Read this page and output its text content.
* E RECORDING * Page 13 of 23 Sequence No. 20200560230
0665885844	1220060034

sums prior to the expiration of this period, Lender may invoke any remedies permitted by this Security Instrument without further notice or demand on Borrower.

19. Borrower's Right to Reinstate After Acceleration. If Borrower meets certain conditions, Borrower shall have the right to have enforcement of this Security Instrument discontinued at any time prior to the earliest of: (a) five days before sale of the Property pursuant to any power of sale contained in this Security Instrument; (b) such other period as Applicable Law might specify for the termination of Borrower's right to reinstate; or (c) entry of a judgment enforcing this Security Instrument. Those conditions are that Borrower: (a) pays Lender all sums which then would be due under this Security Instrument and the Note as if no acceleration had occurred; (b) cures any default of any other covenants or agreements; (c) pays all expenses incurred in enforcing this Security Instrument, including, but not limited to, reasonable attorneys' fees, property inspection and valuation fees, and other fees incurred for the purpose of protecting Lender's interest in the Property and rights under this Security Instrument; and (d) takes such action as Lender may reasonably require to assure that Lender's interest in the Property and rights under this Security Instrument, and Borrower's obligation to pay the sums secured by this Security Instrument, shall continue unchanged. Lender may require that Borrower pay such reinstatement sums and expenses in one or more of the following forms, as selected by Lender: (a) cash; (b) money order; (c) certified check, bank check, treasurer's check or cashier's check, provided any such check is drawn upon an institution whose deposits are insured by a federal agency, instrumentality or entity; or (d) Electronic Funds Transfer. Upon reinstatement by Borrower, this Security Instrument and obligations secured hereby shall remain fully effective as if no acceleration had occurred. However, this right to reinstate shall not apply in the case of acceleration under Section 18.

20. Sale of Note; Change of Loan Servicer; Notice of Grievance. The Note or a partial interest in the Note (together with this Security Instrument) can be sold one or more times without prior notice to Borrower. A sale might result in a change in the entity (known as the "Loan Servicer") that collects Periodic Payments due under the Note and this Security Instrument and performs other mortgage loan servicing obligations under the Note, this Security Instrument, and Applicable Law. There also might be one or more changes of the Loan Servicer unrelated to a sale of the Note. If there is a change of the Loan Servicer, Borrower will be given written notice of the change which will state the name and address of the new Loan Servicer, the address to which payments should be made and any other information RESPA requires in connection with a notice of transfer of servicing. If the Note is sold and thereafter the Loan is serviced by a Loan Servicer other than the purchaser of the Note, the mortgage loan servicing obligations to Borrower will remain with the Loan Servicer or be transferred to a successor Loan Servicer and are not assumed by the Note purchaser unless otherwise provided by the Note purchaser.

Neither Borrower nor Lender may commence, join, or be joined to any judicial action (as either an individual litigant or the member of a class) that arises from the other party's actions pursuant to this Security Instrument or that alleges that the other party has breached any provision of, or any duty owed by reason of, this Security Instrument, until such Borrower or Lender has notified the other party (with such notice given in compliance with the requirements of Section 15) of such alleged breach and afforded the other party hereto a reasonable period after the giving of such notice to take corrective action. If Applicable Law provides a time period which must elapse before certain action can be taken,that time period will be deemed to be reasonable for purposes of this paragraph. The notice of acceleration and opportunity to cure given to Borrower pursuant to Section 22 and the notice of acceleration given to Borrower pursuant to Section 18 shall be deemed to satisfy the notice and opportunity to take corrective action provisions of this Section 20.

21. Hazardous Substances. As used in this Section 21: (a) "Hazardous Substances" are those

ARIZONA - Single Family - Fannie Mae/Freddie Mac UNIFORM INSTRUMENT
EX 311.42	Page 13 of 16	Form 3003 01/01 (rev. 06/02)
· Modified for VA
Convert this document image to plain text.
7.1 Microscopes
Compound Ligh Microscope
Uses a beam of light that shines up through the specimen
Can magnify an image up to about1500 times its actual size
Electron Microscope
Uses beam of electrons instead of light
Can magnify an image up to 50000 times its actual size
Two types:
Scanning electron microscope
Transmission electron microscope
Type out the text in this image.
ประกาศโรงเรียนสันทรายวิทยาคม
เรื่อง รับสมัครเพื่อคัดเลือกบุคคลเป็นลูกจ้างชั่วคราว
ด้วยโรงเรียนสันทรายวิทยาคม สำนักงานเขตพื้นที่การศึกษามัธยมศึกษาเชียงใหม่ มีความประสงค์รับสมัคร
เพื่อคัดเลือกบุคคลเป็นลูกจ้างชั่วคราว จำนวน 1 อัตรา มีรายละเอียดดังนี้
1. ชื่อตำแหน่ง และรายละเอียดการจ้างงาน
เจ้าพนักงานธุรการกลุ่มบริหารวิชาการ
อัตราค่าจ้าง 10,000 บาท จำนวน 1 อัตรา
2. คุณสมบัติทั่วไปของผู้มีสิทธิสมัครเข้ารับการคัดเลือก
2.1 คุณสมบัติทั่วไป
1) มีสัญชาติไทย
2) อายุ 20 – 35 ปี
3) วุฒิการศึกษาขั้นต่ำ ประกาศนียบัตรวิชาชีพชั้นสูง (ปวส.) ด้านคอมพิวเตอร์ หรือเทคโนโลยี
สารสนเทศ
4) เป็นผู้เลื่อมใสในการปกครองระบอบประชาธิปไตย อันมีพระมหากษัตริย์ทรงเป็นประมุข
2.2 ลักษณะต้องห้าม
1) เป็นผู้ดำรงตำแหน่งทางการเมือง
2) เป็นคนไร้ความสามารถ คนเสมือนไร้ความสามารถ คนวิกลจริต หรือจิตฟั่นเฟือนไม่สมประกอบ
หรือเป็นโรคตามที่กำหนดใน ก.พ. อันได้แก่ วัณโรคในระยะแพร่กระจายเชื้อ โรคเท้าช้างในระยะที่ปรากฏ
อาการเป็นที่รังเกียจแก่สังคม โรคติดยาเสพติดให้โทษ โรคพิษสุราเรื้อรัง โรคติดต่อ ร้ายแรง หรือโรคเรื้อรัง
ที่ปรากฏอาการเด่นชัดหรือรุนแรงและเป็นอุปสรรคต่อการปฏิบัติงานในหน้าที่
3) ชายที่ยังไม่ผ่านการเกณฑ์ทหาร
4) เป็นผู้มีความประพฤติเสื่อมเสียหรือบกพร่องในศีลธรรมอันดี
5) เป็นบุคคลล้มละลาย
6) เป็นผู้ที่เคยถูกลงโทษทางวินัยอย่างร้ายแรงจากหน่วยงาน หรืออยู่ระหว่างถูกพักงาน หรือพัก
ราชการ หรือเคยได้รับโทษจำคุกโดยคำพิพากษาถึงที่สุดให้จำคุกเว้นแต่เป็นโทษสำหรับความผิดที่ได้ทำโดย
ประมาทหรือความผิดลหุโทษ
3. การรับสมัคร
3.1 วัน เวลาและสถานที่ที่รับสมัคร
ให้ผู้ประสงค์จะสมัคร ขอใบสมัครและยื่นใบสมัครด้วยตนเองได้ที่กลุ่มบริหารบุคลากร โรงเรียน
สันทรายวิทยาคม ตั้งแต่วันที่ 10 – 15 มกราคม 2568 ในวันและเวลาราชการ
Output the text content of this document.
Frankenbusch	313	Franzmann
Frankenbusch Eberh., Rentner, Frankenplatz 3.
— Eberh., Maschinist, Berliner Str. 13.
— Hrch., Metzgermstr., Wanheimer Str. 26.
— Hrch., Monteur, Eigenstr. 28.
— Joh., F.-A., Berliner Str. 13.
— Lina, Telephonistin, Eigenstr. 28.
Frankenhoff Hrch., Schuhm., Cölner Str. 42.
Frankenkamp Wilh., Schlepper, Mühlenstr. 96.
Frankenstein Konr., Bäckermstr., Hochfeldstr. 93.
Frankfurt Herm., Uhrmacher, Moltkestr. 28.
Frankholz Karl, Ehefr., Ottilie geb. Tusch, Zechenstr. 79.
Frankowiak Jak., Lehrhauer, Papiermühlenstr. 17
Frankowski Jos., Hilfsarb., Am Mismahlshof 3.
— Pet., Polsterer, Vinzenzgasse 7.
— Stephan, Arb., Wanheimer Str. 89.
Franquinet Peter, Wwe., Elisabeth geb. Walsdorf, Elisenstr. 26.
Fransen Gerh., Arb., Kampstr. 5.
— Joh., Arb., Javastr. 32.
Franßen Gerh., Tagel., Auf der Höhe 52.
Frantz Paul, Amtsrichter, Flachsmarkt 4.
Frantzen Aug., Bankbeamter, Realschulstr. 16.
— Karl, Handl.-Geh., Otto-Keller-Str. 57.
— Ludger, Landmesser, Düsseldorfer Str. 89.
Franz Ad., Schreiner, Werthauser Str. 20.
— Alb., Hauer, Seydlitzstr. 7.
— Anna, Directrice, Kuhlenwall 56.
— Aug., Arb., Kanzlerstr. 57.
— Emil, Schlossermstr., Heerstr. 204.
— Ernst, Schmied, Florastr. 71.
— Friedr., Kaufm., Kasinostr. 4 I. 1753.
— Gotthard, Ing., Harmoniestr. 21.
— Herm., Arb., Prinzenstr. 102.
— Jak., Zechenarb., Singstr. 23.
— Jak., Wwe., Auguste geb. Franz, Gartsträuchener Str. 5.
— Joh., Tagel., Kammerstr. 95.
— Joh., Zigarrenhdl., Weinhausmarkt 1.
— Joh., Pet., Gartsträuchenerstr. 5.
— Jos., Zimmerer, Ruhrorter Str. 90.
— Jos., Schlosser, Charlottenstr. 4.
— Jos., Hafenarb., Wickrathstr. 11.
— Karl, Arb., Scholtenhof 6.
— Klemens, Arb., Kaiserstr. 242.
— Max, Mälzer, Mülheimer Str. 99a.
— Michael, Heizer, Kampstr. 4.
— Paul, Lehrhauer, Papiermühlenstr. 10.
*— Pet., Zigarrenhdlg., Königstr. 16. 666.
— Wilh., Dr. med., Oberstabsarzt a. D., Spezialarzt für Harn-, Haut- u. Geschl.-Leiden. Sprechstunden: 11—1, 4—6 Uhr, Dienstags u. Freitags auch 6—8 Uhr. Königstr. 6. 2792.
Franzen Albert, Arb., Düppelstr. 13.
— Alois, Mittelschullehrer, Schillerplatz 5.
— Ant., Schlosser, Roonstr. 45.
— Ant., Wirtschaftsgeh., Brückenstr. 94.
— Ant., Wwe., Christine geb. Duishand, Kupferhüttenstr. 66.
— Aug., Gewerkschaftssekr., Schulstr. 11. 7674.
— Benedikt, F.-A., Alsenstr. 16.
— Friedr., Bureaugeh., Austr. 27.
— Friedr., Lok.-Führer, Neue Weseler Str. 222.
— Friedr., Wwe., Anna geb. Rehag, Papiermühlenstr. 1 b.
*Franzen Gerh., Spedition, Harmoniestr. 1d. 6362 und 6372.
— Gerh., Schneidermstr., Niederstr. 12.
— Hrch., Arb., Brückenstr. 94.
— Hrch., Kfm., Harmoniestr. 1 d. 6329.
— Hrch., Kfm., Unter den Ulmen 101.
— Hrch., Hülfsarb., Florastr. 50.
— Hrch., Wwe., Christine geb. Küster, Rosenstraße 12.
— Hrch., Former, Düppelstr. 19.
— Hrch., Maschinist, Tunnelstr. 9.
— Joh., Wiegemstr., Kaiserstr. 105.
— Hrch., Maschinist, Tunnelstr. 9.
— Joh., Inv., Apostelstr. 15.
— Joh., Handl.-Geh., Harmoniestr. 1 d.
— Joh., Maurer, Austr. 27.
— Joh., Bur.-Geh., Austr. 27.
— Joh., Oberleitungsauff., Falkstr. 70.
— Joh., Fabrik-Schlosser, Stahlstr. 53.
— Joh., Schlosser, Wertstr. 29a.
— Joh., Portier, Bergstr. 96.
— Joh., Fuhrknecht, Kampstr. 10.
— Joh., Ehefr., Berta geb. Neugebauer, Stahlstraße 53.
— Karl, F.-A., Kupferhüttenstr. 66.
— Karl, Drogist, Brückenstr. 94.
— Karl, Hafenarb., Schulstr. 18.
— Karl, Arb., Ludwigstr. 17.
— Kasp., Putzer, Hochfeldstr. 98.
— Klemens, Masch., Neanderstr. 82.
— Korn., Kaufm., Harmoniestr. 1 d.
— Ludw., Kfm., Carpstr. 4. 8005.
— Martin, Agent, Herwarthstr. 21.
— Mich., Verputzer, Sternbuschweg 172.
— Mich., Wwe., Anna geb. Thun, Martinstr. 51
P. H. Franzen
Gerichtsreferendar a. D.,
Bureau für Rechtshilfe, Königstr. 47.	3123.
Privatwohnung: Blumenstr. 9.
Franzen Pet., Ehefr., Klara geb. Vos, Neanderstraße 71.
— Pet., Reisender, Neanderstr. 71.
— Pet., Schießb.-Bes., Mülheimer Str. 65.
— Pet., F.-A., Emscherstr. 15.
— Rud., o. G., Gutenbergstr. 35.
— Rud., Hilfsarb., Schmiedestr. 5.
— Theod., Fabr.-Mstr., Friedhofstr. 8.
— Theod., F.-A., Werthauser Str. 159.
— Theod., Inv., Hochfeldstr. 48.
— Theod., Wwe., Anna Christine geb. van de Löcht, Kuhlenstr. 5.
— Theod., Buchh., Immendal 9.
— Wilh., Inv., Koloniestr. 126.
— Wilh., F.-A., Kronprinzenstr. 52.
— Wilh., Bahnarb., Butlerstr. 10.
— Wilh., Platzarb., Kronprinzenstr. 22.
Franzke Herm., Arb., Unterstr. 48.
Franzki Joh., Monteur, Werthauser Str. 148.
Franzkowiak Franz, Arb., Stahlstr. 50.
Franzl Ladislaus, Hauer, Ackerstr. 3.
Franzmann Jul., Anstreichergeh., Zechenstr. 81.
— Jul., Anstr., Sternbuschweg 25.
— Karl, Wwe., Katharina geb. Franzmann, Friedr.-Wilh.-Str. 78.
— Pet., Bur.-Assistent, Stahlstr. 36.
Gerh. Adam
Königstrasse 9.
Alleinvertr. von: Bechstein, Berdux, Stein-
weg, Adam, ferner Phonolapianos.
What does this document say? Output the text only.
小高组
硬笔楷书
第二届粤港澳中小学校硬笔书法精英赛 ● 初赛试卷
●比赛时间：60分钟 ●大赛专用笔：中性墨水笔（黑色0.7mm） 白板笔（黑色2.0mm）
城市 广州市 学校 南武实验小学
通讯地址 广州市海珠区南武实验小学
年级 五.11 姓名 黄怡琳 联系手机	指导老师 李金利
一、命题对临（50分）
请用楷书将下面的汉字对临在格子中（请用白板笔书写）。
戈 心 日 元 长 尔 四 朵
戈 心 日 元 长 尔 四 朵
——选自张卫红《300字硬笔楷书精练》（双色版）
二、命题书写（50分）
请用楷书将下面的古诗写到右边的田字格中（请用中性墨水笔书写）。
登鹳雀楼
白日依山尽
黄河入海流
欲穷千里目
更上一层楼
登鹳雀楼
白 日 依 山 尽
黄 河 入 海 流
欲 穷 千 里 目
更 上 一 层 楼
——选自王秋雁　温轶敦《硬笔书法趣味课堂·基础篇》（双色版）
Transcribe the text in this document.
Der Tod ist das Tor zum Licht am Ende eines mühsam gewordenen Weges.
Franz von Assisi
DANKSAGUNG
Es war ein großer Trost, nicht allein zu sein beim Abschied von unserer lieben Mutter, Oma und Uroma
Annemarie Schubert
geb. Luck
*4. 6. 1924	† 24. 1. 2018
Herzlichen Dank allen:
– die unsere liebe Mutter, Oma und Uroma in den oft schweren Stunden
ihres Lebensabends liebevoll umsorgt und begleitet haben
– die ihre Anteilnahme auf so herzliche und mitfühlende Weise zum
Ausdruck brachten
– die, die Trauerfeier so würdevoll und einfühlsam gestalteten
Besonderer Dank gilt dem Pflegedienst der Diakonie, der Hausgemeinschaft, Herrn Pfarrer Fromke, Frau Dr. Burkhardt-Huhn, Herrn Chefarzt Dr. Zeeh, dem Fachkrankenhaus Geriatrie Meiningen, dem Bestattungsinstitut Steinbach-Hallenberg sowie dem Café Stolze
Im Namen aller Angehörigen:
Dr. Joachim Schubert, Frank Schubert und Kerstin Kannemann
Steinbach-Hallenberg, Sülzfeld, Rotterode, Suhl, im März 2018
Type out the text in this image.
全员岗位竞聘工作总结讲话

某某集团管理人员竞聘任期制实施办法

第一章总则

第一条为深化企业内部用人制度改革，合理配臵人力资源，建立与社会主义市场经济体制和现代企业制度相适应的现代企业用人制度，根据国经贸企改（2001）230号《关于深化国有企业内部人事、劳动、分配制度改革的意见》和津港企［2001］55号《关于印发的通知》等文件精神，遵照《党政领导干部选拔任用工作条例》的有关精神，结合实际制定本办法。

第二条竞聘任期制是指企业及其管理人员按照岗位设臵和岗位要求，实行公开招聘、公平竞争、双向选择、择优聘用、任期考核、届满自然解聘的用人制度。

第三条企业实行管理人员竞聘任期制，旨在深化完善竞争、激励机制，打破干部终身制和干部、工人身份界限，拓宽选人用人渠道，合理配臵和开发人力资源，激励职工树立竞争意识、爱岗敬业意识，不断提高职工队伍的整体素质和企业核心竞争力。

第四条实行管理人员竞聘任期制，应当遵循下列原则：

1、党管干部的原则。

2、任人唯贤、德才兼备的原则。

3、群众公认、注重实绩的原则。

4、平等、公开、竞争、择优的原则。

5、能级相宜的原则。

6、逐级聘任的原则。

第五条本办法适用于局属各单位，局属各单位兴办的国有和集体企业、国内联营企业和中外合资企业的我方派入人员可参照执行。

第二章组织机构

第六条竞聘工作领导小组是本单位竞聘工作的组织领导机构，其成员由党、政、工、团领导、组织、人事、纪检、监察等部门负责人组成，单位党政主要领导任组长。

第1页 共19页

EXERCISE TASK → Give back exactly the lines from the line holding "Transcribe the text in this document." through the last line of the listing, including both.

THE RESULT →
Transcribe the text in this document.
Der Tod ist das Tor zum Licht am Ende eines mühsam gewordenen Weges.
Franz von Assisi
DANKSAGUNG
Es war ein großer Trost, nicht allein zu sein beim Abschied von unserer lieben Mutter, Oma und Uroma
Annemarie Schubert
geb. Luck
*4. 6. 1924	† 24. 1. 2018
Herzlichen Dank allen:
– die unsere liebe Mutter, Oma und Uroma in den oft schweren Stunden
ihres Lebensabends liebevoll umsorgt und begleitet haben
– die ihre Anteilnahme auf so herzliche und mitfühlende Weise zum
Ausdruck brachten
– die, die Trauerfeier so würdevoll und einfühlsam gestalteten
Besonderer Dank gilt dem Pflegedienst der Diakonie, der Hausgemeinschaft, Herrn Pfarrer Fromke, Frau Dr. Burkhardt-Huhn, Herrn Chefarzt Dr. Zeeh, dem Fachkrankenhaus Geriatrie Meiningen, dem Bestattungsinstitut Steinbach-Hallenberg sowie dem Café Stolze
Im Namen aller Angehörigen:
Dr. Joachim Schubert, Frank Schubert und Kerstin Kannemann
Steinbach-Hallenberg, Sülzfeld, Rotterode, Suhl, im März 2018
Type out the text in this image.
全员岗位竞聘工作总结讲话

某某集团管理人员竞聘任期制实施办法

第一章总则

第一条为深化企业内部用人制度改革，合理配臵人力资源，建立与社会主义市场经济体制和现代企业制度相适应的现代企业用人制度，根据国经贸企改（2001）230号《关于深化国有企业内部人事、劳动、分配制度改革的意见》和津港企［2001］55号《关于印发的通知》等文件精神，遵照《党政领导干部选拔任用工作条例》的有关精神，结合实际制定本办法。

第二条竞聘任期制是指企业及其管理人员按照岗位设臵和岗位要求，实行公开招聘、公平竞争、双向选择、择优聘用、任期考核、届满自然解聘的用人制度。

第三条企业实行管理人员竞聘任期制，旨在深化完善竞争、激励机制，打破干部终身制和干部、工人身份界限，拓宽选人用人渠道，合理配臵和开发人力资源，激励职工树立竞争意识、爱岗敬业意识，不断提高职工队伍的整体素质和企业核心竞争力。

第四条实行管理人员竞聘任期制，应当遵循下列原则：

1、党管干部的原则。

2、任人唯贤、德才兼备的原则。

3、群众公认、注重实绩的原则。

4、平等、公开、竞争、择优的原则。

5、能级相宜的原则。

6、逐级聘任的原则。

第五条本办法适用于局属各单位，局属各单位兴办的国有和集体企业、国内联营企业和中外合资企业的我方派入人员可参照执行。

第二章组织机构

第六条竞聘工作领导小组是本单位竞聘工作的组织领导机构，其成员由党、政、工、团领导、组织、人事、纪检、监察等部门负责人组成，单位党政主要领导任组长。

第1页 共19页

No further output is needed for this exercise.